= Set exercise =
Copy out the items from the first line through the line containing "y-tick-label: 117.85 bbox=[542, 171, 574, 181]", putting "x-axis-label" wherever "x-tick-label" appears and changing nothing else.

____

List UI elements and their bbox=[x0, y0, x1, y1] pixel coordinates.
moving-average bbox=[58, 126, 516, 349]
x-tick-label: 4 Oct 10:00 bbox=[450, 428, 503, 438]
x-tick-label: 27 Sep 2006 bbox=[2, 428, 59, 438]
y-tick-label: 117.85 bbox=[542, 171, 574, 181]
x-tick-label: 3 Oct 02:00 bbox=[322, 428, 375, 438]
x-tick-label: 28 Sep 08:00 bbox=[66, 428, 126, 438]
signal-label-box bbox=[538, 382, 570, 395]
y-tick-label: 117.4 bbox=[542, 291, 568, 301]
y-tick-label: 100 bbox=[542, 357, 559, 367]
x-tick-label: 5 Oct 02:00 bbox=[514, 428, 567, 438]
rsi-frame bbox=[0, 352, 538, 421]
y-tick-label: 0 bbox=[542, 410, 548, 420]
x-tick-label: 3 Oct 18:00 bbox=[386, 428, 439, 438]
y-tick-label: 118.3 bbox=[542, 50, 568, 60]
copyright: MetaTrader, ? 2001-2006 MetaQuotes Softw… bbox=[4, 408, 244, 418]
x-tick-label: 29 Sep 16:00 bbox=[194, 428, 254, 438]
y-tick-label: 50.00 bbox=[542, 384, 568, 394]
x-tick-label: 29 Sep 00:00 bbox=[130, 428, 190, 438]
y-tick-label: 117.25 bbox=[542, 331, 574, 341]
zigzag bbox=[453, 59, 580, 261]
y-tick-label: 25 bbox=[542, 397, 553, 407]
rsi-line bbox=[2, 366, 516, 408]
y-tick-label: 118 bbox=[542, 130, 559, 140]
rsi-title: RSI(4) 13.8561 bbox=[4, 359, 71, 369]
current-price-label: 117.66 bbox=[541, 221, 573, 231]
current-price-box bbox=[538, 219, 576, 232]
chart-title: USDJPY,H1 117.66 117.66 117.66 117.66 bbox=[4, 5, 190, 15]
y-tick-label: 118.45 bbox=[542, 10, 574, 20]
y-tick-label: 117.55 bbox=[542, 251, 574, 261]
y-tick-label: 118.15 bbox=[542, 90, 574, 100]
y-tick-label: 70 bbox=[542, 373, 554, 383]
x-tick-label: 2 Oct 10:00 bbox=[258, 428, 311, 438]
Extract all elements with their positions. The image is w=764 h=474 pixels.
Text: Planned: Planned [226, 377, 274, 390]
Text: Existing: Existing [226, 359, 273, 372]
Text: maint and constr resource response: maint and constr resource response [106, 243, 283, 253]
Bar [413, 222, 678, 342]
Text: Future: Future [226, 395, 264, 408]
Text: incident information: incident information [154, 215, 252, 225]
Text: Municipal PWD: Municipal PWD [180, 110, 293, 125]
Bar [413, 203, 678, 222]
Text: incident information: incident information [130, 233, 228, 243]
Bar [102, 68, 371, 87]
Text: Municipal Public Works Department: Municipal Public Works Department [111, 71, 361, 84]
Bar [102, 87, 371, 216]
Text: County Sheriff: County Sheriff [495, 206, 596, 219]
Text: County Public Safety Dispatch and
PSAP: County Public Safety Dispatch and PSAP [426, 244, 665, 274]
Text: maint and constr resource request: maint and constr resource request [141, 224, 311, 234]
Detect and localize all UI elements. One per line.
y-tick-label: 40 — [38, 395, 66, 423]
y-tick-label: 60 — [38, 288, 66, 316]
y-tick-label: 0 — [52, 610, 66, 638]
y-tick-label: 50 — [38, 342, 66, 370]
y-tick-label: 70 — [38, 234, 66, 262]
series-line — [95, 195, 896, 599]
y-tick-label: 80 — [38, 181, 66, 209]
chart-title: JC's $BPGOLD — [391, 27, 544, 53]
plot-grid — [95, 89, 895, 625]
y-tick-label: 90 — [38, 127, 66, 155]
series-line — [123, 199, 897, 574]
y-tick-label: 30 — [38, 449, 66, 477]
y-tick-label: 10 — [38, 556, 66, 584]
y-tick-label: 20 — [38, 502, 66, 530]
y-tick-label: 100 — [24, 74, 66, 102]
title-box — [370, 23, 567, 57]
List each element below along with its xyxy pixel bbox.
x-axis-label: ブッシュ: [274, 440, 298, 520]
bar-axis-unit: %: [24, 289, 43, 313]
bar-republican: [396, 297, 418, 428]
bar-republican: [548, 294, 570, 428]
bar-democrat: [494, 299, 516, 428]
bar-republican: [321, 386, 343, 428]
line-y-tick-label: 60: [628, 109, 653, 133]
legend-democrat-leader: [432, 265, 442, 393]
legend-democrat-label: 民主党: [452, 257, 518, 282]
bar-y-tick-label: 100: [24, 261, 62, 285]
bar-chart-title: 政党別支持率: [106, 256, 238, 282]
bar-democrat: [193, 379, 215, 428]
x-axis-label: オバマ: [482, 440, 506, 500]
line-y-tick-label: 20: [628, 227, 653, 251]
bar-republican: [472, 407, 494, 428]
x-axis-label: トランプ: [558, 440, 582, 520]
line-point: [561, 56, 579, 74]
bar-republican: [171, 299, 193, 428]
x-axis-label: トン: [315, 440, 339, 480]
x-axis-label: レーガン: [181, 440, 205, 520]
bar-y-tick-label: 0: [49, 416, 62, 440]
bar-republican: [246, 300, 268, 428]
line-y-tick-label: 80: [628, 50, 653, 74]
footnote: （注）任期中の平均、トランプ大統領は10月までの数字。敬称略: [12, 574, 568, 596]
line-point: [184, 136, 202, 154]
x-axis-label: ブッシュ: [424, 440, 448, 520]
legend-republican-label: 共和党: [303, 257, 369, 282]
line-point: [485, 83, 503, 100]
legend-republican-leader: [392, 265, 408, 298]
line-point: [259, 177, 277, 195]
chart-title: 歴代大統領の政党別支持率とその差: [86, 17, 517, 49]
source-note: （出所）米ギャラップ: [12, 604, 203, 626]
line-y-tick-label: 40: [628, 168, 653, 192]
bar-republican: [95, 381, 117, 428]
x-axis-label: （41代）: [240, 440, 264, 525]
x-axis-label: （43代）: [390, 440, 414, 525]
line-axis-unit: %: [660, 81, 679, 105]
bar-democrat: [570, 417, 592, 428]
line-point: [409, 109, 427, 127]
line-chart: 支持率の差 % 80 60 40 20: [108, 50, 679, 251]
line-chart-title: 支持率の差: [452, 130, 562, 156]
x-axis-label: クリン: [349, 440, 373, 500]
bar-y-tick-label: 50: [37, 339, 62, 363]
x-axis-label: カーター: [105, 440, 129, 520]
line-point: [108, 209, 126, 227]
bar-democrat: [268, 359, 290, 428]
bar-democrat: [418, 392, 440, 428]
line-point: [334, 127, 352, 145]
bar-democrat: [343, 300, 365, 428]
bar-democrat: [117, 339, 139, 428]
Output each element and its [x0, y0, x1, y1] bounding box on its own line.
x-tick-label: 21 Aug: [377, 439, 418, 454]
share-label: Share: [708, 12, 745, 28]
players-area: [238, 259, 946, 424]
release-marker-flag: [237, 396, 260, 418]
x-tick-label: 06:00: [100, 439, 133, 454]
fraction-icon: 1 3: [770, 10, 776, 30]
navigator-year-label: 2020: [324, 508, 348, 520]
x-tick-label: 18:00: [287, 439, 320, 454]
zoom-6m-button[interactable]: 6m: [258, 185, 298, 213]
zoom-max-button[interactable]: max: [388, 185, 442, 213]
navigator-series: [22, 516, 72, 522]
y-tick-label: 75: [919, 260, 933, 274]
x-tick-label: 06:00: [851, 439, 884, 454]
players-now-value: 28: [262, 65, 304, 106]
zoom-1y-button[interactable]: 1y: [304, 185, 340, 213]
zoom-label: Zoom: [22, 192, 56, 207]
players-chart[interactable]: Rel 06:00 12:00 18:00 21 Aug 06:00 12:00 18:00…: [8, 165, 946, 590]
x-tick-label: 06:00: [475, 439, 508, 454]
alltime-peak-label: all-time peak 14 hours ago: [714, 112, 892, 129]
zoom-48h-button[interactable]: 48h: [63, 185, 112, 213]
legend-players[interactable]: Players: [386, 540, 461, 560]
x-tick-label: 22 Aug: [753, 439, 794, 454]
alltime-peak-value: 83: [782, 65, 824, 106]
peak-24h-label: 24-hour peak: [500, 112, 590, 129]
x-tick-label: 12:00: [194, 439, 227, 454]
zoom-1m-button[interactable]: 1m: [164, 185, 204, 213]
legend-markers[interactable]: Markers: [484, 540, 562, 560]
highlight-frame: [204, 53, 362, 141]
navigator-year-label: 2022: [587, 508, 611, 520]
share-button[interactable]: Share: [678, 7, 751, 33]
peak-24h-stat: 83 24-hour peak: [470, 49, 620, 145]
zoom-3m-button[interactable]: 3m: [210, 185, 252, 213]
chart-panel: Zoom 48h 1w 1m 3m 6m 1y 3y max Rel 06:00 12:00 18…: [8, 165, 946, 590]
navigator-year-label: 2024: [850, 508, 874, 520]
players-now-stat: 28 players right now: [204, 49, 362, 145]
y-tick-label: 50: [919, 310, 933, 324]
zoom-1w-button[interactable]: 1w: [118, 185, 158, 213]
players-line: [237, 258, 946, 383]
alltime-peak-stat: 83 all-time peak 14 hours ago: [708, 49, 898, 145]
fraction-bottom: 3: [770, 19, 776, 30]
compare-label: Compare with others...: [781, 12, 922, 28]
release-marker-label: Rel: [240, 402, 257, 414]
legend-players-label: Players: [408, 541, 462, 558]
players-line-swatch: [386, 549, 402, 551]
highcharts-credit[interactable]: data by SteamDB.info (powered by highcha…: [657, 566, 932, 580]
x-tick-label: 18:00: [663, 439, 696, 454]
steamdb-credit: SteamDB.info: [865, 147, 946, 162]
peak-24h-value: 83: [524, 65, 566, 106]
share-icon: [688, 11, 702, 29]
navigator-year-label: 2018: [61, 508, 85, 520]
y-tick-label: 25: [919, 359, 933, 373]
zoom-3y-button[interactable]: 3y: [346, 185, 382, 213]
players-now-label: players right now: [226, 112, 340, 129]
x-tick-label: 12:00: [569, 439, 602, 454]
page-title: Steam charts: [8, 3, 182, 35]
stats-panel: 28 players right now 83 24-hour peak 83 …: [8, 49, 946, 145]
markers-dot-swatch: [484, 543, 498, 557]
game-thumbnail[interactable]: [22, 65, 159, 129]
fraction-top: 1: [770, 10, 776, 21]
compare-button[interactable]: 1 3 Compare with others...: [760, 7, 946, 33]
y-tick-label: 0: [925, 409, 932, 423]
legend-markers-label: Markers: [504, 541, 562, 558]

____

= Result of the task =
List UI elements and their bbox=[x0, y0, x1, y1] pixel coordinates.
moving-average bbox=[58, 126, 516, 349]
x-axis-label: 4 Oct 10:00 bbox=[450, 428, 503, 438]
x-axis-label: 27 Sep 2006 bbox=[2, 428, 59, 438]
y-tick-label: 117.85 bbox=[542, 171, 574, 181]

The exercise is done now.